-- WHAT THE TASK REQUIRES --
Every line that contains the word "Settings" should be copied.

(Lines of data)
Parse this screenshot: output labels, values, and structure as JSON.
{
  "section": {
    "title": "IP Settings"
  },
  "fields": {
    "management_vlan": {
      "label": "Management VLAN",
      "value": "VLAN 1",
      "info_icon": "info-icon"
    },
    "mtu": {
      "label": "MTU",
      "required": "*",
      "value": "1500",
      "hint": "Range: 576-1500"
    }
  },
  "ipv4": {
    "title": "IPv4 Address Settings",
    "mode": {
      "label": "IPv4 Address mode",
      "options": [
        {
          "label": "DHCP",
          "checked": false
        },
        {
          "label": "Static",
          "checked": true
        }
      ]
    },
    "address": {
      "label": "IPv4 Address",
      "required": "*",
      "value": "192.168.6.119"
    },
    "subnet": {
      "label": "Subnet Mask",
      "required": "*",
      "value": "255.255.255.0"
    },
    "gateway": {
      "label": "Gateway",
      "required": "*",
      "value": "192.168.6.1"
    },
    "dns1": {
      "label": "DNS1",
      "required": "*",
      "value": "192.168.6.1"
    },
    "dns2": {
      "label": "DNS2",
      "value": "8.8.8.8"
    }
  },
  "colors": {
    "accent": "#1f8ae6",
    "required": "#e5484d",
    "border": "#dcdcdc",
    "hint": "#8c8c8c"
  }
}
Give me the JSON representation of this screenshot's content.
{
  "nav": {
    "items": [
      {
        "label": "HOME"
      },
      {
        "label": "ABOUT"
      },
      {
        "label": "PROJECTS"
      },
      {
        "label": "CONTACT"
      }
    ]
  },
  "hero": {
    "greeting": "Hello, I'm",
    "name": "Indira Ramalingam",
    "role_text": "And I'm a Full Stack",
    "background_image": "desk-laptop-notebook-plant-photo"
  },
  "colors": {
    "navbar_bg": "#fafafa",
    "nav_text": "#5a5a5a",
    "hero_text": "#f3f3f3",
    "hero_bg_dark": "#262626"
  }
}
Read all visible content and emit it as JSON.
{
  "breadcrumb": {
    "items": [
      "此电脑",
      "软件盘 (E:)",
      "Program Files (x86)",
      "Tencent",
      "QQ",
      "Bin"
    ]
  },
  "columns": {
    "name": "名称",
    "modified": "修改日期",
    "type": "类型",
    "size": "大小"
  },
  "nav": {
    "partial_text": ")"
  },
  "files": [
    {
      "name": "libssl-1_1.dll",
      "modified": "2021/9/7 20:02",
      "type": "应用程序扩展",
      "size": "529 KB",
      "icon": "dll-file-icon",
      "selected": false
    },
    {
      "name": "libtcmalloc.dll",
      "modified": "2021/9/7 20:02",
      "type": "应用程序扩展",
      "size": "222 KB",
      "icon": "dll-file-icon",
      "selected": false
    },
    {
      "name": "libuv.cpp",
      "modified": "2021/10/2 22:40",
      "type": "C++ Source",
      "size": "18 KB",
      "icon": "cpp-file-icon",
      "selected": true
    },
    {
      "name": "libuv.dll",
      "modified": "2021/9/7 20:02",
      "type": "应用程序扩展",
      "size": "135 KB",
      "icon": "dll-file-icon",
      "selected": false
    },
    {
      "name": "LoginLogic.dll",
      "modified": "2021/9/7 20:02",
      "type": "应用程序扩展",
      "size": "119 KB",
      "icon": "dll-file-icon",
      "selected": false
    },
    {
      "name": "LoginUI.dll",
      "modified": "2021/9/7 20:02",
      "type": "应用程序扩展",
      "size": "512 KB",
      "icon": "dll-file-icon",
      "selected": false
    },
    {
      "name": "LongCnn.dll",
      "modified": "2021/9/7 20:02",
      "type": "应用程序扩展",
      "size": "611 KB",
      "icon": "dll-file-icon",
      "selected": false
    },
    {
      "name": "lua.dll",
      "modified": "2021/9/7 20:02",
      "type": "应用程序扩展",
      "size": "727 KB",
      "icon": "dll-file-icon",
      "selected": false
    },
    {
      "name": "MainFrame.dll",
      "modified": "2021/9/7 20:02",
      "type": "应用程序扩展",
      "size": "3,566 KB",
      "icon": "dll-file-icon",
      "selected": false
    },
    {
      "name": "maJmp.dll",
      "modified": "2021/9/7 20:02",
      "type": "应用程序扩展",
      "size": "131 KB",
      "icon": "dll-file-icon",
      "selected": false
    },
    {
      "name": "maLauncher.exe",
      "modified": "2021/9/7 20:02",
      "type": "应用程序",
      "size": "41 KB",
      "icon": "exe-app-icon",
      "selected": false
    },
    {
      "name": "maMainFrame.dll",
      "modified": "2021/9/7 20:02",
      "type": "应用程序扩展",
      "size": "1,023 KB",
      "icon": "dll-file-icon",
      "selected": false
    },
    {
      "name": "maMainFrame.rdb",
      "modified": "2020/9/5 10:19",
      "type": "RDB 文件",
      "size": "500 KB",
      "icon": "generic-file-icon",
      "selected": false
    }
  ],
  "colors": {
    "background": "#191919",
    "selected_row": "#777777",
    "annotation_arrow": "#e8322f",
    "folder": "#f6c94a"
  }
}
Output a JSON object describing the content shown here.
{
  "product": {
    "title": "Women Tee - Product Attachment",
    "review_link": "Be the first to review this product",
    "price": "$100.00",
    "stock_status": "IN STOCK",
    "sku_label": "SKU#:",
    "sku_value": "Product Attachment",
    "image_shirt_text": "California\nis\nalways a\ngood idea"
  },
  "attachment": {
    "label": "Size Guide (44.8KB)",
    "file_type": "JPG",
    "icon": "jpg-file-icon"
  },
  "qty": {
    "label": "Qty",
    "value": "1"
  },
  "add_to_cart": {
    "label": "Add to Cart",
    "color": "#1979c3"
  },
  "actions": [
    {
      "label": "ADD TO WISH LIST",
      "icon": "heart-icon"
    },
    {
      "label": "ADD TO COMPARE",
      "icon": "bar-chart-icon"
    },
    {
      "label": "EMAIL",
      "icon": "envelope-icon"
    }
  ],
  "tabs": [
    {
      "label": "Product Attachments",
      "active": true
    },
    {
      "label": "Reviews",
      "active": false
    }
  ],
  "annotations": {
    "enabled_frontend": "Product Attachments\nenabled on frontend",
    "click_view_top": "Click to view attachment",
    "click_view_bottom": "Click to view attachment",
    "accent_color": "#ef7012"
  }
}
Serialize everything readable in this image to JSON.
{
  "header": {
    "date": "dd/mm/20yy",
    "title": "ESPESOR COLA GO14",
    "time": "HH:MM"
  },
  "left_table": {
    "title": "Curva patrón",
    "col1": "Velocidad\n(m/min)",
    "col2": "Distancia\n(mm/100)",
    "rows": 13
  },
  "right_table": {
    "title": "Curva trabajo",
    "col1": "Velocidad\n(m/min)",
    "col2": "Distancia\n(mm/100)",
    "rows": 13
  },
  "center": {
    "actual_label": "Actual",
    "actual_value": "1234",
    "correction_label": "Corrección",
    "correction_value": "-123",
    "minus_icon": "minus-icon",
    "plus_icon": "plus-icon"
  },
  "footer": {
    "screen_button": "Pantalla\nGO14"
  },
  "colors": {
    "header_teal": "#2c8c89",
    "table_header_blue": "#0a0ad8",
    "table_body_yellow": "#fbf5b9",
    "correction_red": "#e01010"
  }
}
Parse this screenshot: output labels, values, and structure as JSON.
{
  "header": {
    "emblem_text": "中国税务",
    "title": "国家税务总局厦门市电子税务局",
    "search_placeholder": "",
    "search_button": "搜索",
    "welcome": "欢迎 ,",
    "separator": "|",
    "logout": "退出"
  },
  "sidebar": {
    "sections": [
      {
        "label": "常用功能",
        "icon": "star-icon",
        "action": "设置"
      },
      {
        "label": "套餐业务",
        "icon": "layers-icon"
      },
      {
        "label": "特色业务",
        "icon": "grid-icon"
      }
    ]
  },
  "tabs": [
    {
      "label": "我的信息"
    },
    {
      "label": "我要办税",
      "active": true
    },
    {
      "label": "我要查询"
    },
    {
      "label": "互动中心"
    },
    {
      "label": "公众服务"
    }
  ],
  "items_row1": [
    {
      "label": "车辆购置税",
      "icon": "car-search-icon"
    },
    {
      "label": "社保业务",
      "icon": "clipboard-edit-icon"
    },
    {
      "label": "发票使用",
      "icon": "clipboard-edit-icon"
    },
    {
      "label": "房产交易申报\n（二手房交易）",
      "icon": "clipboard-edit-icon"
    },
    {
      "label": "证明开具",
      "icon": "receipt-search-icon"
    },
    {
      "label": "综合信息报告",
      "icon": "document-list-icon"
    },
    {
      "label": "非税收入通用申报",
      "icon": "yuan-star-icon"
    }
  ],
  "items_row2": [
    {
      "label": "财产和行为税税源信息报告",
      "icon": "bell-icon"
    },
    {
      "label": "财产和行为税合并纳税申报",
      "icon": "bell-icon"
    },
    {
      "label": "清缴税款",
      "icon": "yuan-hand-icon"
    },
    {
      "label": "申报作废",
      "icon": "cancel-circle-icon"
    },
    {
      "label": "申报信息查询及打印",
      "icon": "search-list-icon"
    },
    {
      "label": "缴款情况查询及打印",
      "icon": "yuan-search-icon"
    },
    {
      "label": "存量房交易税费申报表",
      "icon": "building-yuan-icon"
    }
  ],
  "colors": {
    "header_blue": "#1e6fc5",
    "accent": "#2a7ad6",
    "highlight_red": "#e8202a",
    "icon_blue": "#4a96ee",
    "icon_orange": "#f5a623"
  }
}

-- EXERCISE RESPONSE --
    "title": "IP Settings"
    "title": "IPv4 Address Settings",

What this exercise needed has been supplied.